Figure record listings
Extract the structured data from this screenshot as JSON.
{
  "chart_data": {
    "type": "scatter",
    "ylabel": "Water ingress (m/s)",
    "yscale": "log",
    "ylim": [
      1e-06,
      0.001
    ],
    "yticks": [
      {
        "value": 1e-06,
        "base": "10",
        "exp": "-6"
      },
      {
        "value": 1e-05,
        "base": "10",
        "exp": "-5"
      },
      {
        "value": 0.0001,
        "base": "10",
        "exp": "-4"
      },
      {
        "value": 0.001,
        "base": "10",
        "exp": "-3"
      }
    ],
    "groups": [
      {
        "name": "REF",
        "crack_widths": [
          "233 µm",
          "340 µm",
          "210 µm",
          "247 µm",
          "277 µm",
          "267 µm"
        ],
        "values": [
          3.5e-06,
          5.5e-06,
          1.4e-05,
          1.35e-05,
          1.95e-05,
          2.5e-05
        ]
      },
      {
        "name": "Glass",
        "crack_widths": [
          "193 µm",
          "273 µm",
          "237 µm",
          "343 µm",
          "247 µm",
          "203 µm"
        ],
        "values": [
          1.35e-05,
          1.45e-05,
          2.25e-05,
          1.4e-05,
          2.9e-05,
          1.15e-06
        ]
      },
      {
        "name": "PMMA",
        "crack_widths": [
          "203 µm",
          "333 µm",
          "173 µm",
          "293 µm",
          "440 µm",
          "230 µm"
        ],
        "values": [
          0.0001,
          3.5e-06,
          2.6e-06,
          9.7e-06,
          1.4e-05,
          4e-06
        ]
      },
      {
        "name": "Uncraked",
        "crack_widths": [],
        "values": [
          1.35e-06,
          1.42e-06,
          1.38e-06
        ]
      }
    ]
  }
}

WHAT TO PRODUCE. Read the data above. Pull out each line in which the string "name" appears.

SOLUTION FOR THIS TASK.
        "name": "REF",
        "name": "Glass",
        "name": "PMMA",
        "name": "Uncraked",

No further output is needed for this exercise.